■ **Supplied material**:
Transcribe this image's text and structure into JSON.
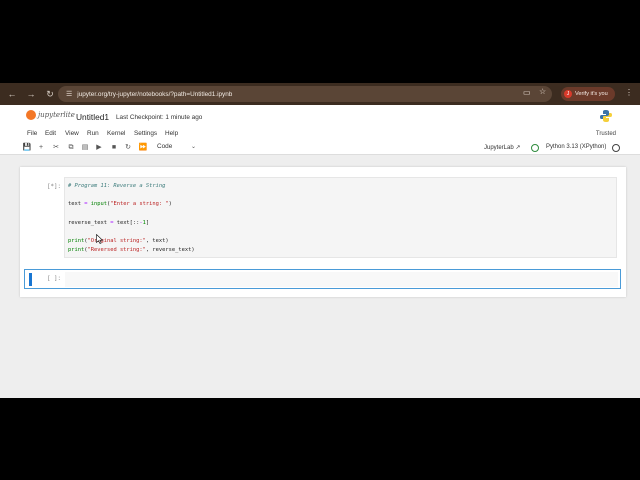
{
  "browser": {
    "url": "jupyter.org/try-jupyter/notebooks/?path=Untitled1.ipynb",
    "profile_label": "Verify it's you"
  },
  "header": {
    "logo_text": "jupyterlite",
    "notebook_title": "Untitled1",
    "checkpoint": "Last Checkpoint: 1 minute ago"
  },
  "menu": {
    "items": [
      "File",
      "Edit",
      "View",
      "Run",
      "Kernel",
      "Settings",
      "Help"
    ],
    "trusted": "Trusted"
  },
  "toolbar": {
    "cell_type": "Code",
    "jupyterlab_link": "JupyterLab",
    "kernel": "Python 3.13 (XPython)"
  },
  "cells": [
    {
      "prompt": "[*]:",
      "lines": [
        "# Program 11: Reverse a String",
        "",
        "text = input(\"Enter a string: \")",
        "",
        "reverse_text = text[::-1]",
        "",
        "print(\"Original string:\", text)",
        "print(\"Reversed string:\", reverse_text)"
      ]
    },
    {
      "prompt": "[ ]:"
    }
  ],
  "colors": {
    "chrome": "#3c2c20",
    "accent_orange": "#f37726",
    "active_cell": "#1976d2"
  }
}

■ **Written problem**: Quote all the records verbatim, dropping any pictures from your copy.

■ **Task solution**:
Transcribe this image's text and structure into JSON.
{
  "browser": {
    "url": "jupyter.org/try-jupyter/notebooks/?path=Untitled1.ipynb",
    "profile_label": "Verify it's you"
  },
  "header": {
    "logo_text": "jupyterlite",
    "notebook_title": "Untitled1",
    "checkpoint": "Last Checkpoint: 1 minute ago"
  },
  "menu": {
    "items": [
      "File",
      "Edit",
      "View",
      "Run",
      "Kernel",
      "Settings",
      "Help"
    ],
    "trusted": "Trusted"
  },
  "toolbar": {
    "cell_type": "Code",
    "jupyterlab_link": "JupyterLab",
    "kernel": "Python 3.13 (XPython)"
  },
  "cells": [
    {
      "prompt": "[*]:",
      "lines": [
        "# Program 11: Reverse a String",
        "",
        "text = input(\"Enter a string: \")",
        "",
        "reverse_text = text[::-1]",
        "",
        "print(\"Original string:\", text)",
        "print(\"Reversed string:\", reverse_text)"
      ]
    },
    {
      "prompt": "[ ]:"
    }
  ],
  "colors": {
    "chrome": "#3c2c20",
    "accent_orange": "#f37726",
    "active_cell": "#1976d2"
  }
}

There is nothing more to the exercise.